■ **INSTRUCTIONS FOR THE TASK**: Restate the material word for word and leave out anything that is a picture.
----- MATERIAL PROVIDED -----
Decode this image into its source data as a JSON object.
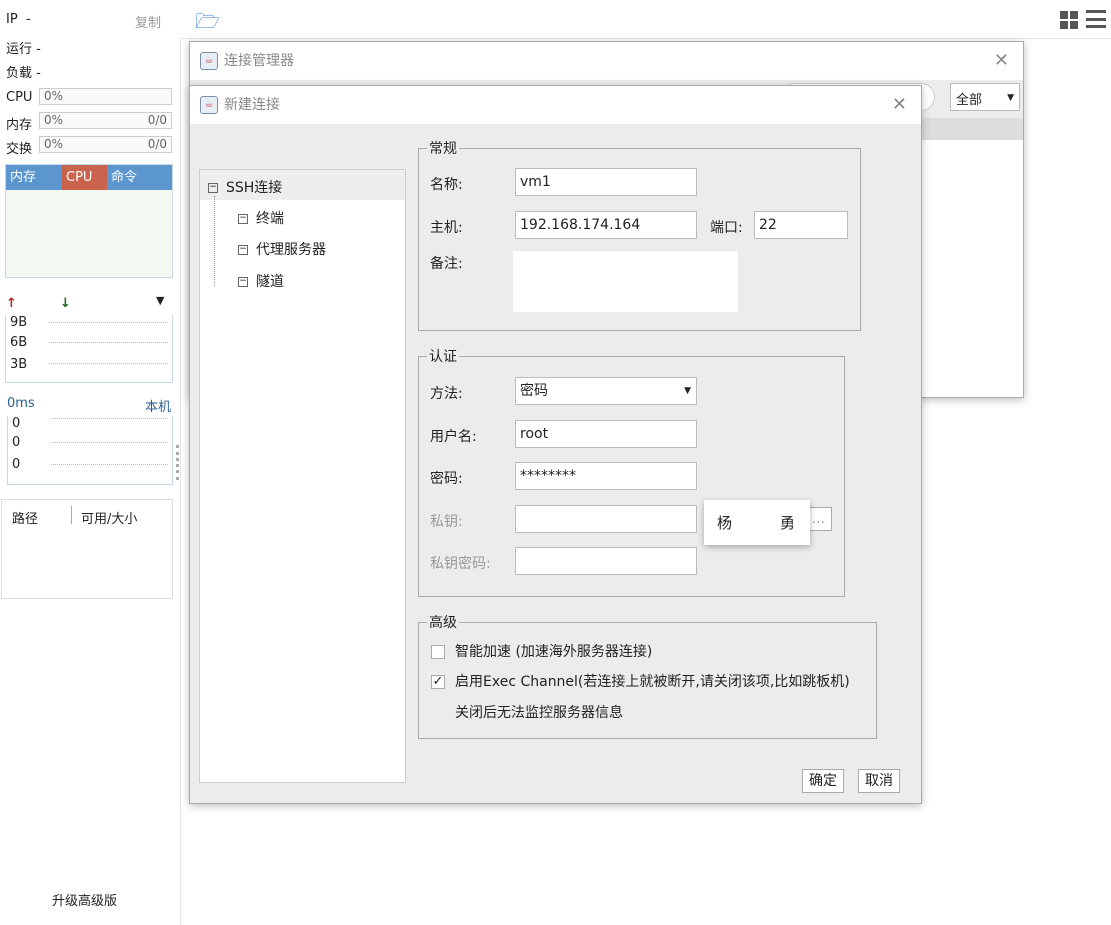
{
  "sidebar": {
    "ip_label": "IP",
    "ip_value": "-",
    "copy": "复制",
    "uptime_label": "运行",
    "uptime_value": "-",
    "load_label": "负载",
    "load_value": "-",
    "cpu_label": "CPU",
    "cpu_pct": "0%",
    "mem_label": "内存",
    "mem_pct": "0%",
    "mem_val": "0/0",
    "swap_label": "交换",
    "swap_pct": "0%",
    "swap_val": "0/0",
    "tabs": [
      {
        "label": "内存",
        "color": "#5b96cf"
      },
      {
        "label": "CPU",
        "color": "#c9634e"
      },
      {
        "label": "命令",
        "color": "#5b96cf"
      }
    ],
    "net_ticks": [
      "9B",
      "6B",
      "3B"
    ],
    "ping": "0ms",
    "ping_target": "本机",
    "ping_ticks": [
      "0",
      "0",
      "0"
    ],
    "disk_cols": [
      "路径",
      "可用/大小"
    ],
    "upgrade": "升级高级版"
  },
  "manager": {
    "title": "连接管理器",
    "filter": "全部"
  },
  "dialog": {
    "title": "新建连接",
    "tree": [
      "SSH连接",
      "终端",
      "代理服务器",
      "隧道"
    ],
    "general": {
      "legend": "常规",
      "name_label": "名称:",
      "name": "vm1",
      "host_label": "主机:",
      "host": "192.168.174.164",
      "port_label": "端口:",
      "port": "22",
      "note_label": "备注:"
    },
    "auth": {
      "legend": "认证",
      "method_label": "方法:",
      "method": "密码",
      "user_label": "用户名:",
      "user": "root",
      "pass_label": "密码:",
      "pass": "********",
      "key_label": "私钥:",
      "browse": "...",
      "keypass_label": "私钥密码:"
    },
    "advanced": {
      "legend": "高级",
      "accel": "智能加速 (加速海外服务器连接)",
      "accel_checked": false,
      "exec": "启用Exec Channel(若连接上就被断开,请关闭该项,比如跳板机)",
      "exec_checked": true,
      "exec_note": "关闭后无法监控服务器信息"
    },
    "ok": "确定",
    "cancel": "取消"
  },
  "ime_popup": [
    "杨",
    "勇"
  ]
}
-----
■ **PROBLEM SOLUTION**:
Decode this image into its source data as a JSON object.
{
  "sidebar": {
    "ip_label": "IP",
    "ip_value": "-",
    "copy": "复制",
    "uptime_label": "运行",
    "uptime_value": "-",
    "load_label": "负载",
    "load_value": "-",
    "cpu_label": "CPU",
    "cpu_pct": "0%",
    "mem_label": "内存",
    "mem_pct": "0%",
    "mem_val": "0/0",
    "swap_label": "交换",
    "swap_pct": "0%",
    "swap_val": "0/0",
    "tabs": [
      {
        "label": "内存",
        "color": "#5b96cf"
      },
      {
        "label": "CPU",
        "color": "#c9634e"
      },
      {
        "label": "命令",
        "color": "#5b96cf"
      }
    ],
    "net_ticks": [
      "9B",
      "6B",
      "3B"
    ],
    "ping": "0ms",
    "ping_target": "本机",
    "ping_ticks": [
      "0",
      "0",
      "0"
    ],
    "disk_cols": [
      "路径",
      "可用/大小"
    ],
    "upgrade": "升级高级版"
  },
  "manager": {
    "title": "连接管理器",
    "filter": "全部"
  },
  "dialog": {
    "title": "新建连接",
    "tree": [
      "SSH连接",
      "终端",
      "代理服务器",
      "隧道"
    ],
    "general": {
      "legend": "常规",
      "name_label": "名称:",
      "name": "vm1",
      "host_label": "主机:",
      "host": "192.168.174.164",
      "port_label": "端口:",
      "port": "22",
      "note_label": "备注:"
    },
    "auth": {
      "legend": "认证",
      "method_label": "方法:",
      "method": "密码",
      "user_label": "用户名:",
      "user": "root",
      "pass_label": "密码:",
      "pass": "********",
      "key_label": "私钥:",
      "browse": "...",
      "keypass_label": "私钥密码:"
    },
    "advanced": {
      "legend": "高级",
      "accel": "智能加速 (加速海外服务器连接)",
      "accel_checked": false,
      "exec": "启用Exec Channel(若连接上就被断开,请关闭该项,比如跳板机)",
      "exec_checked": true,
      "exec_note": "关闭后无法监控服务器信息"
    },
    "ok": "确定",
    "cancel": "取消"
  },
  "ime_popup": [
    "杨",
    "勇"
  ]
}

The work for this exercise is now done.